Available records:
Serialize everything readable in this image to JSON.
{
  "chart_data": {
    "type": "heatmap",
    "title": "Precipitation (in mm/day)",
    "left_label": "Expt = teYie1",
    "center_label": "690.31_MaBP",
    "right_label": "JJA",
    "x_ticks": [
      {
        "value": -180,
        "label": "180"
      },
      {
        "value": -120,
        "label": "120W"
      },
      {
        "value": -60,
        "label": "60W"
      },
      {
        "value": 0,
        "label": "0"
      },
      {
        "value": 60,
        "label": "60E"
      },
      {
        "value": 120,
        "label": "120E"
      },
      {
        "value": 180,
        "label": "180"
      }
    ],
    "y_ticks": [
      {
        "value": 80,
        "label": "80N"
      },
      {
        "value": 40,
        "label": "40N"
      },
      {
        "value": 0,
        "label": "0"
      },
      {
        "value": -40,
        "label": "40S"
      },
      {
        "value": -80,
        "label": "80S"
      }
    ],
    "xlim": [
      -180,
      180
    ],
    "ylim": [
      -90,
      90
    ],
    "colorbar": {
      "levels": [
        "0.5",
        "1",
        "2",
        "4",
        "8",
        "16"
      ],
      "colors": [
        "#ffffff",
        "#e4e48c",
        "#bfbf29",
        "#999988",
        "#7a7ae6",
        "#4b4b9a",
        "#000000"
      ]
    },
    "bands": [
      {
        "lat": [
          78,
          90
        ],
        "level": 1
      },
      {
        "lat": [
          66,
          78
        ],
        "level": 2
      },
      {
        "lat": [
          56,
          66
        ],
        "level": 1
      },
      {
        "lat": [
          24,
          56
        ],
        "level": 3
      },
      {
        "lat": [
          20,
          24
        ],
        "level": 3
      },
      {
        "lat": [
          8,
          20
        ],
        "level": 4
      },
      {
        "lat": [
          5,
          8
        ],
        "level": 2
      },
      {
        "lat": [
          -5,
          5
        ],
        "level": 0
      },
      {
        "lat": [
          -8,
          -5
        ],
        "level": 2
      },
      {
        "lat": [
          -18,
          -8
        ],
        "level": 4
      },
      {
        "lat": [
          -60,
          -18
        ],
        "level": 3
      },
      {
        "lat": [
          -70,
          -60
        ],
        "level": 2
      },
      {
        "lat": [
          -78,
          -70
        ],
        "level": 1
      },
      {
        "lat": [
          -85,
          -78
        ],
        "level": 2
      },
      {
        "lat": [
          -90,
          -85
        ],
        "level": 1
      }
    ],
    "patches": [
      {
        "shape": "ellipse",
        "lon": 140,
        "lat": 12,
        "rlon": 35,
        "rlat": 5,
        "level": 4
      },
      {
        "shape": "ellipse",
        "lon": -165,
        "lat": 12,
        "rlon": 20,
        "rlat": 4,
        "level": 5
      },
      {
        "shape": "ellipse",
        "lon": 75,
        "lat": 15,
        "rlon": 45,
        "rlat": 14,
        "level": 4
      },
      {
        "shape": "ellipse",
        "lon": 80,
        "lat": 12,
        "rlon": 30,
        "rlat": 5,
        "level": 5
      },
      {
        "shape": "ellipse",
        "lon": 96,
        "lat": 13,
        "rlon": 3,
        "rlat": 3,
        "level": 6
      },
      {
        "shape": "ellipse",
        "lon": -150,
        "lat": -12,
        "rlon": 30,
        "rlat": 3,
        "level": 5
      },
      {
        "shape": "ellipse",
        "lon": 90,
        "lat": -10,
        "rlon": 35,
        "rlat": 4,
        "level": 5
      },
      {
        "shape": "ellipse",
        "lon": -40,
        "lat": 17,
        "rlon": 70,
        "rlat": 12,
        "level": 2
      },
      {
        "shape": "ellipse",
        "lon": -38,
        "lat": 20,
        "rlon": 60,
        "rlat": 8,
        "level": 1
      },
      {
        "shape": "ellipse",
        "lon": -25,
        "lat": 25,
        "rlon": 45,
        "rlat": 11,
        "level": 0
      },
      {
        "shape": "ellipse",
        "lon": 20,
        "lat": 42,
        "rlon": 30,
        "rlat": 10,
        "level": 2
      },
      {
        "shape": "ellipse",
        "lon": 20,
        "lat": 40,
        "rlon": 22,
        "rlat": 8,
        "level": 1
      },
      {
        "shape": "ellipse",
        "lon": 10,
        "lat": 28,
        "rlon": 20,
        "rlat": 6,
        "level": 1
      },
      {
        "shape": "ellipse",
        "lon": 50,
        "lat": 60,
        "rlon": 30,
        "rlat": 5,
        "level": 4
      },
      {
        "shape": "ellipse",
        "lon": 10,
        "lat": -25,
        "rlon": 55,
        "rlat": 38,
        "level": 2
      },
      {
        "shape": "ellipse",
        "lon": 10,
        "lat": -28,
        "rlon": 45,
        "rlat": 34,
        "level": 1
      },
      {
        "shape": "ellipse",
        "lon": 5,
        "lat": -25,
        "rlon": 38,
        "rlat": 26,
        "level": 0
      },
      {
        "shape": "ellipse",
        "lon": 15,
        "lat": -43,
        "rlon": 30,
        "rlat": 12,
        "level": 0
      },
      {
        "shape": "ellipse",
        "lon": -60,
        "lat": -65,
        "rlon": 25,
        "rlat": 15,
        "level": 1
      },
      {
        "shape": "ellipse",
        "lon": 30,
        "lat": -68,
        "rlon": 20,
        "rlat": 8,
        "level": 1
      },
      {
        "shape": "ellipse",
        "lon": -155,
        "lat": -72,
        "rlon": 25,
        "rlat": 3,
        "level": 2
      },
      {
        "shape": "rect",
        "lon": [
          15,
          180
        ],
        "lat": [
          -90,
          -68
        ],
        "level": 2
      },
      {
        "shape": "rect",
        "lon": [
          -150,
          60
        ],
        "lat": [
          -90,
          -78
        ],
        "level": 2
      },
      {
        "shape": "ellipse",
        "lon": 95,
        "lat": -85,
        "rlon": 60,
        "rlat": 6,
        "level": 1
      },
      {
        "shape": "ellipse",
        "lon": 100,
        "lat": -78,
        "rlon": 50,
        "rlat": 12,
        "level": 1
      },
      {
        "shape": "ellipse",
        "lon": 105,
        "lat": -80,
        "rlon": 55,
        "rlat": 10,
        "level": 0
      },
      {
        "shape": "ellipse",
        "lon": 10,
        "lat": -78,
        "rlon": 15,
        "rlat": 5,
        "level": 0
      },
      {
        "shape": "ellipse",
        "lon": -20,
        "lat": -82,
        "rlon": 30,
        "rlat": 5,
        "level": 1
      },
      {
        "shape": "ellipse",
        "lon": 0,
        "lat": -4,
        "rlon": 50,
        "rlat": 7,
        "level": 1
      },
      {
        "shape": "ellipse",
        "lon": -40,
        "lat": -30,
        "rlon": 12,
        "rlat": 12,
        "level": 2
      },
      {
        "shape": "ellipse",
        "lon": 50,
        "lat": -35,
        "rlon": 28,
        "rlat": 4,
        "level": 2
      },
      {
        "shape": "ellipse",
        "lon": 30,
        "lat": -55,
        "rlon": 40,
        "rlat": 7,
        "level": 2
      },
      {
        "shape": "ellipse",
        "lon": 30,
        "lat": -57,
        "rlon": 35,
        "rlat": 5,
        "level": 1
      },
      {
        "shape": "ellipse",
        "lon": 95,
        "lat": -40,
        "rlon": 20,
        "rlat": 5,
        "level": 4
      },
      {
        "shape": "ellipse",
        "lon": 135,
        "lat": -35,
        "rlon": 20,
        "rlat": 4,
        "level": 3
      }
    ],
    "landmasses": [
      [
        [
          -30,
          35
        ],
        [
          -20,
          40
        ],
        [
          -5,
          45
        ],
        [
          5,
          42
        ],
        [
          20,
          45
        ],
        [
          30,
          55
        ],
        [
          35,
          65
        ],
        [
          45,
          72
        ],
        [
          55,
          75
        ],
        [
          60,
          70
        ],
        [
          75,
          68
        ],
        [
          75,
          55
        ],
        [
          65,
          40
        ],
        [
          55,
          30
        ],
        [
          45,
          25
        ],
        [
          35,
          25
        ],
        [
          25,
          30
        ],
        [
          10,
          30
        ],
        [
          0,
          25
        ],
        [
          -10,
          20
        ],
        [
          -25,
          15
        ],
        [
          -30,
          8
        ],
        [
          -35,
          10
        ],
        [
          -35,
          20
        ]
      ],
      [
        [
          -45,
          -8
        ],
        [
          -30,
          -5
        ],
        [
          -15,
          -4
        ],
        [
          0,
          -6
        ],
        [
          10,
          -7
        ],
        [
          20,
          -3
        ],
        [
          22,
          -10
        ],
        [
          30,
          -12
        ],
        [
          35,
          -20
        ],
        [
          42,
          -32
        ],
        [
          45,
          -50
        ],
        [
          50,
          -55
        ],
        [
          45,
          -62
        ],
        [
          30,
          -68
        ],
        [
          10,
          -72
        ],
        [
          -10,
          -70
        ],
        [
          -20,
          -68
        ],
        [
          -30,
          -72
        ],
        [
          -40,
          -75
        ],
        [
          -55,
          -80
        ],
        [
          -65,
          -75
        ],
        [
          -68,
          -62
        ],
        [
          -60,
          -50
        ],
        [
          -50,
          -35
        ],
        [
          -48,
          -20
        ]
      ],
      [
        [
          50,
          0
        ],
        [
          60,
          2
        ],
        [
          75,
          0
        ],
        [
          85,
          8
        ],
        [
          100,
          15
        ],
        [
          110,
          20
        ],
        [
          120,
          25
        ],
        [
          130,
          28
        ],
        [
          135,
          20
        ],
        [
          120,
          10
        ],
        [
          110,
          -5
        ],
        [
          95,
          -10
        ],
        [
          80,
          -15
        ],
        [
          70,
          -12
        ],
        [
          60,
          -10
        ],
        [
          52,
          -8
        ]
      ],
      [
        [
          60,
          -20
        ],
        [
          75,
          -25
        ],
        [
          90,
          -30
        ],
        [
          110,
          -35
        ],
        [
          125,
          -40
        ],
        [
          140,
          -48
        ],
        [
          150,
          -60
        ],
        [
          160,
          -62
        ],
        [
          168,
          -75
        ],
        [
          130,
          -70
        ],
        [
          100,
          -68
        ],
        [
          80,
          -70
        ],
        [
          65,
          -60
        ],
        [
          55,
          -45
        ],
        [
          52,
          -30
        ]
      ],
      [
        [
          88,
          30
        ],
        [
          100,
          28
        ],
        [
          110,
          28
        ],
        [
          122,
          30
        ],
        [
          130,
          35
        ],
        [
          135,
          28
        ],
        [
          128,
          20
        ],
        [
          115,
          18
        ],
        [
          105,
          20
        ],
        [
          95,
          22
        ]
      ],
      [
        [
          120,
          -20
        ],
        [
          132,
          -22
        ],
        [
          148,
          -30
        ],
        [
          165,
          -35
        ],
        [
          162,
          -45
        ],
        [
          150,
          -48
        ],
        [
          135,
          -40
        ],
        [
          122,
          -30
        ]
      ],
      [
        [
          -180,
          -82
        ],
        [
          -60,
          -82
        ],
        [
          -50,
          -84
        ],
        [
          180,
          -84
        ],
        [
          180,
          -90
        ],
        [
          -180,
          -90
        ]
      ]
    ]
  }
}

Challenge: Check each line of the entries above, and show every one holding the word "value".

Answer to the task:
        "value": -180,
        "value": -120,
        "value": -60,
        "value": 0,
        "value": 60,
        "value": 120,
        "value": 180,
        "value": 80,
        "value": 40,
        "value": 0,
        "value": -40,
        "value": -80,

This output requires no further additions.